**課題:**
動くパノラマについての本を紹介した文章から、このパノラマが影響を与えたと書かれている同時代の分野をすべて書き出してください。

**提供テキスト:**
################

アメリカUCLA大学の教授(メディア史・メディア論)、エルキ・フータモ氏(Erkki Huhtamo)の著作 Illusions in Motion: Media Archaeology of the Moving Panorama and Related Spectacles(The MIT Press, 2013)が刊行された。2年前の Media Archaeology: Approaches, Applications and Implications(University of California Press, 2011)が共同編著者のユッシ・パリッカ氏(Jussi Parikka)をはじめ、10余人の著者によるエッセイ集だったのに対して、本書はフータモ氏が2000年頃から本格的に取り組んできた個人研究の膨大な成果である。

中心的な題材である「動くパノラマ」とは、絵巻物のような形をした長い絵を「ウィンドウ」の後ろで機械システムを使って動かし、講演、音楽、音、照明効果などと組み合わせて演出しながら見せるもの。面白いのは、内容となる絵が動くだけではなく、建築の壁面に固定された一般的なパノラマとは対照的に、このパノラマは場合によっては興行師の旅とともに「移動するメディア」でもあったという点である。著者は、全盛期だった19世紀を経て、現在はほぼ忘れられてしまった、この種のパノラマが、ジオラマ、幻灯機といった周辺の大衆メディアスペクタクルと持っていた関係性を分析する一方で、同時代の文学、ジャーナリズム、科学、哲学など文化全般に与えた影響について記述している。

################

**提供データ:**
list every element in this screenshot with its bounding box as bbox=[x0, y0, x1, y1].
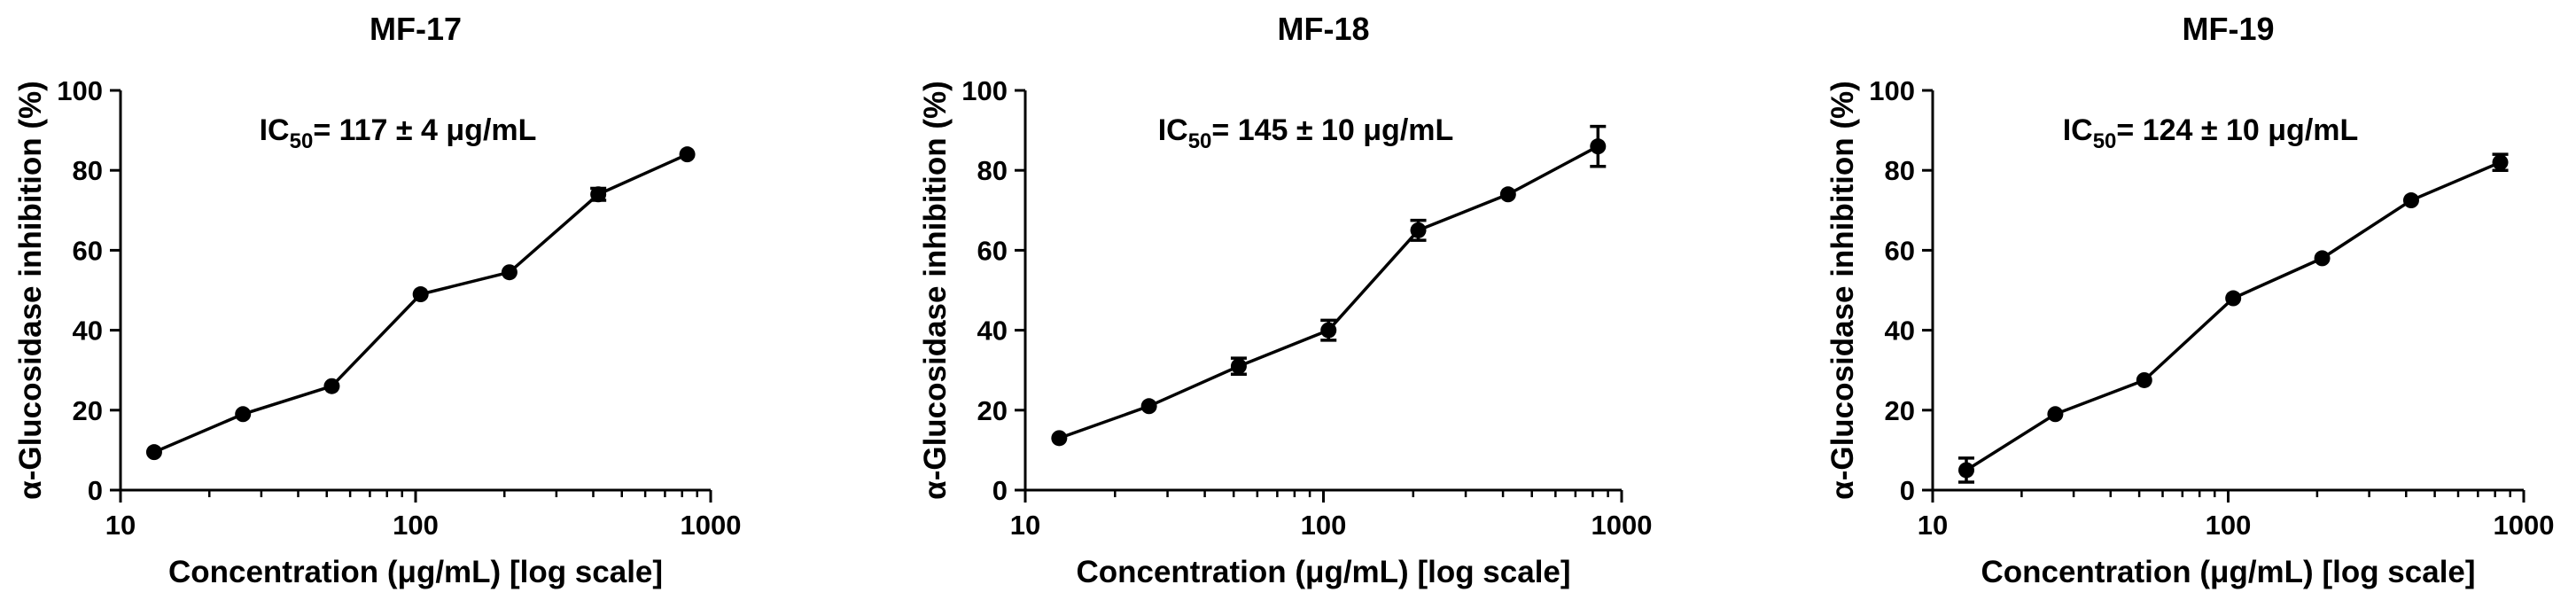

################

**解答:**
文学、ジャーナリズム、科学、哲学